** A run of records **
==========
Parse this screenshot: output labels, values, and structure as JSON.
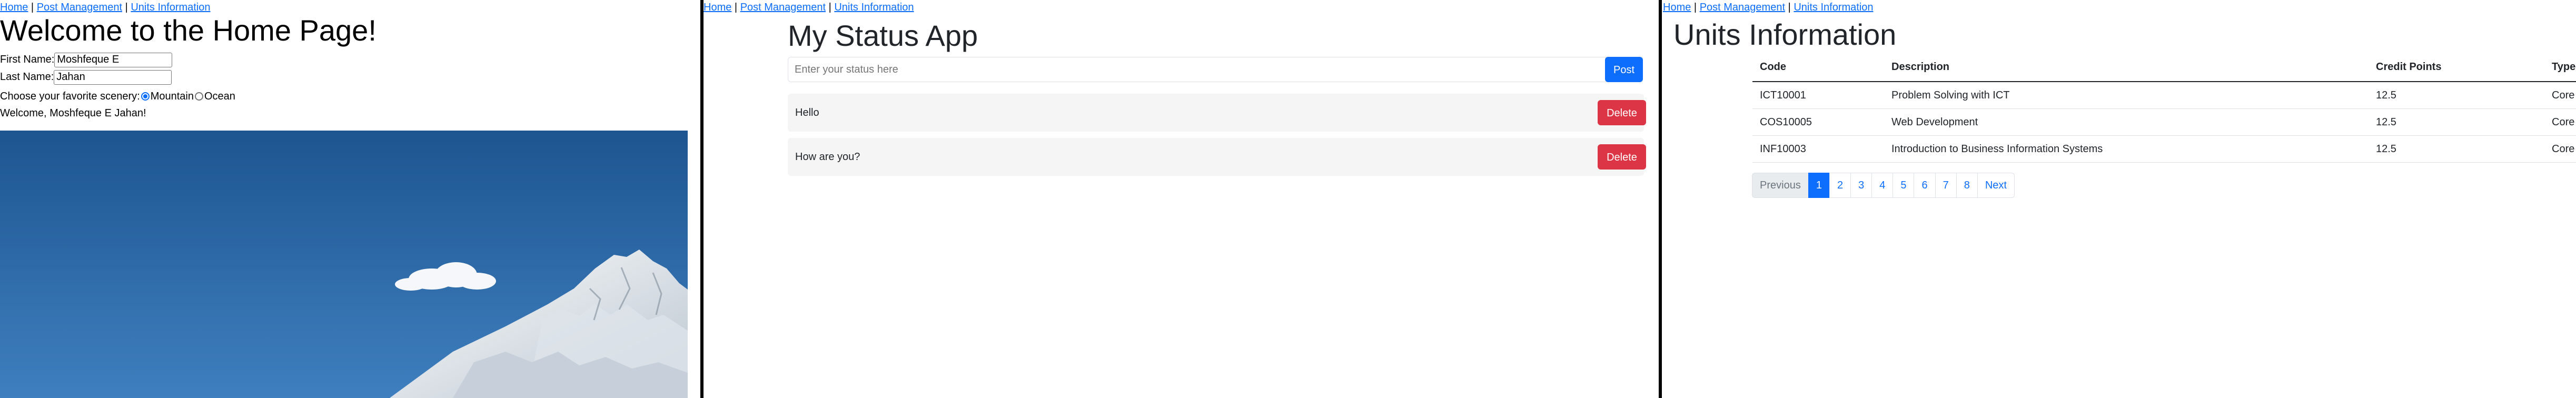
{
  "nav": {
    "home": "Home",
    "sep": "|",
    "posts": "Post Management",
    "units": "Units Information"
  },
  "home": {
    "title": "Welcome to the Home Page!",
    "first_name_label": "First Name:",
    "first_name_value": "Moshfeque E",
    "last_name_label": "Last Name:",
    "last_name_value": "Jahan",
    "scenery_label": "Choose your favorite scenery:",
    "option_mountain": "Mountain",
    "option_ocean": "Ocean",
    "selected_scenery": "Mountain",
    "welcome_message": "Welcome, Moshfeque E Jahan!"
  },
  "status_app": {
    "title": "My Status App",
    "input_placeholder": "Enter your status here",
    "post_label": "Post",
    "statuses": [
      {
        "text": "Hello",
        "delete_label": "Delete"
      },
      {
        "text": "How are you?",
        "delete_label": "Delete"
      }
    ]
  },
  "units": {
    "title": "Units Information",
    "columns": [
      "Code",
      "Description",
      "Credit Points",
      "Type"
    ],
    "rows": [
      [
        "ICT10001",
        "Problem Solving with ICT",
        "12.5",
        "Core"
      ],
      [
        "COS10005",
        "Web Development",
        "12.5",
        "Core"
      ],
      [
        "INF10003",
        "Introduction to Business Information Systems",
        "12.5",
        "Core"
      ]
    ],
    "pagination": {
      "previous": "Previous",
      "pages": [
        "1",
        "2",
        "3",
        "4",
        "5",
        "6",
        "7",
        "8"
      ],
      "active": "1",
      "next": "Next"
    }
  },
  "colors": {
    "primary": "#0d6efd",
    "danger": "#dc3545",
    "sky": "#1f5a93",
    "snow": "#f4f6f8"
  }
}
==========
** What the task asks **
Repeat the data exactly, without the pictures.

** Task response **
Parse this screenshot: output labels, values, and structure as JSON.
{
  "nav": {
    "home": "Home",
    "sep": "|",
    "posts": "Post Management",
    "units": "Units Information"
  },
  "home": {
    "title": "Welcome to the Home Page!",
    "first_name_label": "First Name:",
    "first_name_value": "Moshfeque E",
    "last_name_label": "Last Name:",
    "last_name_value": "Jahan",
    "scenery_label": "Choose your favorite scenery:",
    "option_mountain": "Mountain",
    "option_ocean": "Ocean",
    "selected_scenery": "Mountain",
    "welcome_message": "Welcome, Moshfeque E Jahan!"
  },
  "status_app": {
    "title": "My Status App",
    "input_placeholder": "Enter your status here",
    "post_label": "Post",
    "statuses": [
      {
        "text": "Hello",
        "delete_label": "Delete"
      },
      {
        "text": "How are you?",
        "delete_label": "Delete"
      }
    ]
  },
  "units": {
    "title": "Units Information",
    "columns": [
      "Code",
      "Description",
      "Credit Points",
      "Type"
    ],
    "rows": [
      [
        "ICT10001",
        "Problem Solving with ICT",
        "12.5",
        "Core"
      ],
      [
        "COS10005",
        "Web Development",
        "12.5",
        "Core"
      ],
      [
        "INF10003",
        "Introduction to Business Information Systems",
        "12.5",
        "Core"
      ]
    ],
    "pagination": {
      "previous": "Previous",
      "pages": [
        "1",
        "2",
        "3",
        "4",
        "5",
        "6",
        "7",
        "8"
      ],
      "active": "1",
      "next": "Next"
    }
  },
  "colors": {
    "primary": "#0d6efd",
    "danger": "#dc3545",
    "sky": "#1f5a93",
    "snow": "#f4f6f8"
  }
}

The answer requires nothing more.